> **EXERCISE OBJECTIVE**:
Print every line of the listing exactly, please.

# RECORDS FOR THE TASK start

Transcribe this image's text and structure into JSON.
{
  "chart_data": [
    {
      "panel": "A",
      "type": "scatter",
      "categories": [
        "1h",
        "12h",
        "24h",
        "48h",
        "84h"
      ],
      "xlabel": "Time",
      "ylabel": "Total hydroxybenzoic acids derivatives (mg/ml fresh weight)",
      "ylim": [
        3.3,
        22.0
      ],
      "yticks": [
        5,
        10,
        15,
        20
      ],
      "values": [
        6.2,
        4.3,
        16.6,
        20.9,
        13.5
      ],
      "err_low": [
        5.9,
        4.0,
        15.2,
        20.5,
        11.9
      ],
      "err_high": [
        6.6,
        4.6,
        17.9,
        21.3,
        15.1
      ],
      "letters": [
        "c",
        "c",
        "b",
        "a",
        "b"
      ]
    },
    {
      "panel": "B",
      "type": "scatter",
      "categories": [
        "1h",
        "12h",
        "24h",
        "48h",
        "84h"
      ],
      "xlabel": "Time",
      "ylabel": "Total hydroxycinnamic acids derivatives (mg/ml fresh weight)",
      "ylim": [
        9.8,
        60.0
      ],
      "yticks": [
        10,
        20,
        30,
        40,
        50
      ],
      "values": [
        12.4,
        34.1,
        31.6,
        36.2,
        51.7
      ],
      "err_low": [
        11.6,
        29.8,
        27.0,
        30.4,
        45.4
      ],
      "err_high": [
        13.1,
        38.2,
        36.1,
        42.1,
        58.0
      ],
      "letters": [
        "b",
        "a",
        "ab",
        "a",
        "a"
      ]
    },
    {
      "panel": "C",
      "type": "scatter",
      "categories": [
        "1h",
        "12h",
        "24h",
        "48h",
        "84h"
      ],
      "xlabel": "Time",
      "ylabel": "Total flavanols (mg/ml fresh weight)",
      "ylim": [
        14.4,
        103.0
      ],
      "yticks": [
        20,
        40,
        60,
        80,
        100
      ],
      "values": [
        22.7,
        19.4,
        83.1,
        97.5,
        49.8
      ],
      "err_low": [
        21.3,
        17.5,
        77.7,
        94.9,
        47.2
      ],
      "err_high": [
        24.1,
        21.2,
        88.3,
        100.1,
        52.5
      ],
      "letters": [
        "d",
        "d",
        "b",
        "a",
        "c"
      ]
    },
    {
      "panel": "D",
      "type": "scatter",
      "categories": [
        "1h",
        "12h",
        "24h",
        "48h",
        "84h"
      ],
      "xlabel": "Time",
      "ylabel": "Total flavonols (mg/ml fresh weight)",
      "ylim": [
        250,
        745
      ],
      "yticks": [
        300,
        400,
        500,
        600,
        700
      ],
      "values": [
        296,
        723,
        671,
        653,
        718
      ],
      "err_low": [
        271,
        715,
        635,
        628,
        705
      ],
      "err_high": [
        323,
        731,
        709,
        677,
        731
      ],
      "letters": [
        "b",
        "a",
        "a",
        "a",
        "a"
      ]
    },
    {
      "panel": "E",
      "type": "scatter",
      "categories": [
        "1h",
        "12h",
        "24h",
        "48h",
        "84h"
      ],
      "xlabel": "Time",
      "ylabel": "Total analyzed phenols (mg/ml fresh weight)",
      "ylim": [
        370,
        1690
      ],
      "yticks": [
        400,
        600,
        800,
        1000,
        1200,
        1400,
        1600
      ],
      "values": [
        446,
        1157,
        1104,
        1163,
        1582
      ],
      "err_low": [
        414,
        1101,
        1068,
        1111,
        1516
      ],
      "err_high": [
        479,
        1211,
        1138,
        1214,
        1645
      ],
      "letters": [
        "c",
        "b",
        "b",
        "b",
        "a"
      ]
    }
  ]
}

# RECORDS FOR THE TASK end

> **EXERCISE OUTPUT**:
Transcribe this image's text and structure into JSON.
{
  "chart_data": [
    {
      "panel": "A",
      "type": "scatter",
      "categories": [
        "1h",
        "12h",
        "24h",
        "48h",
        "84h"
      ],
      "xlabel": "Time",
      "ylabel": "Total hydroxybenzoic acids derivatives (mg/ml fresh weight)",
      "ylim": [
        3.3,
        22.0
      ],
      "yticks": [
        5,
        10,
        15,
        20
      ],
      "values": [
        6.2,
        4.3,
        16.6,
        20.9,
        13.5
      ],
      "err_low": [
        5.9,
        4.0,
        15.2,
        20.5,
        11.9
      ],
      "err_high": [
        6.6,
        4.6,
        17.9,
        21.3,
        15.1
      ],
      "letters": [
        "c",
        "c",
        "b",
        "a",
        "b"
      ]
    },
    {
      "panel": "B",
      "type": "scatter",
      "categories": [
        "1h",
        "12h",
        "24h",
        "48h",
        "84h"
      ],
      "xlabel": "Time",
      "ylabel": "Total hydroxycinnamic acids derivatives (mg/ml fresh weight)",
      "ylim": [
        9.8,
        60.0
      ],
      "yticks": [
        10,
        20,
        30,
        40,
        50
      ],
      "values": [
        12.4,
        34.1,
        31.6,
        36.2,
        51.7
      ],
      "err_low": [
        11.6,
        29.8,
        27.0,
        30.4,
        45.4
      ],
      "err_high": [
        13.1,
        38.2,
        36.1,
        42.1,
        58.0
      ],
      "letters": [
        "b",
        "a",
        "ab",
        "a",
        "a"
      ]
    },
    {
      "panel": "C",
      "type": "scatter",
      "categories": [
        "1h",
        "12h",
        "24h",
        "48h",
        "84h"
      ],
      "xlabel": "Time",
      "ylabel": "Total flavanols (mg/ml fresh weight)",
      "ylim": [
        14.4,
        103.0
      ],
      "yticks": [
        20,
        40,
        60,
        80,
        100
      ],
      "values": [
        22.7,
        19.4,
        83.1,
        97.5,
        49.8
      ],
      "err_low": [
        21.3,
        17.5,
        77.7,
        94.9,
        47.2
      ],
      "err_high": [
        24.1,
        21.2,
        88.3,
        100.1,
        52.5
      ],
      "letters": [
        "d",
        "d",
        "b",
        "a",
        "c"
      ]
    },
    {
      "panel": "D",
      "type": "scatter",
      "categories": [
        "1h",
        "12h",
        "24h",
        "48h",
        "84h"
      ],
      "xlabel": "Time",
      "ylabel": "Total flavonols (mg/ml fresh weight)",
      "ylim": [
        250,
        745
      ],
      "yticks": [
        300,
        400,
        500,
        600,
        700
      ],
      "values": [
        296,
        723,
        671,
        653,
        718
      ],
      "err_low": [
        271,
        715,
        635,
        628,
        705
      ],
      "err_high": [
        323,
        731,
        709,
        677,
        731
      ],
      "letters": [
        "b",
        "a",
        "a",
        "a",
        "a"
      ]
    },
    {
      "panel": "E",
      "type": "scatter",
      "categories": [
        "1h",
        "12h",
        "24h",
        "48h",
        "84h"
      ],
      "xlabel": "Time",
      "ylabel": "Total analyzed phenols (mg/ml fresh weight)",
      "ylim": [
        370,
        1690
      ],
      "yticks": [
        400,
        600,
        800,
        1000,
        1200,
        1400,
        1600
      ],
      "values": [
        446,
        1157,
        1104,
        1163,
        1582
      ],
      "err_low": [
        414,
        1101,
        1068,
        1111,
        1516
      ],
      "err_high": [
        479,
        1211,
        1138,
        1214,
        1645
      ],
      "letters": [
        "c",
        "b",
        "b",
        "b",
        "a"
      ]
    }
  ]
}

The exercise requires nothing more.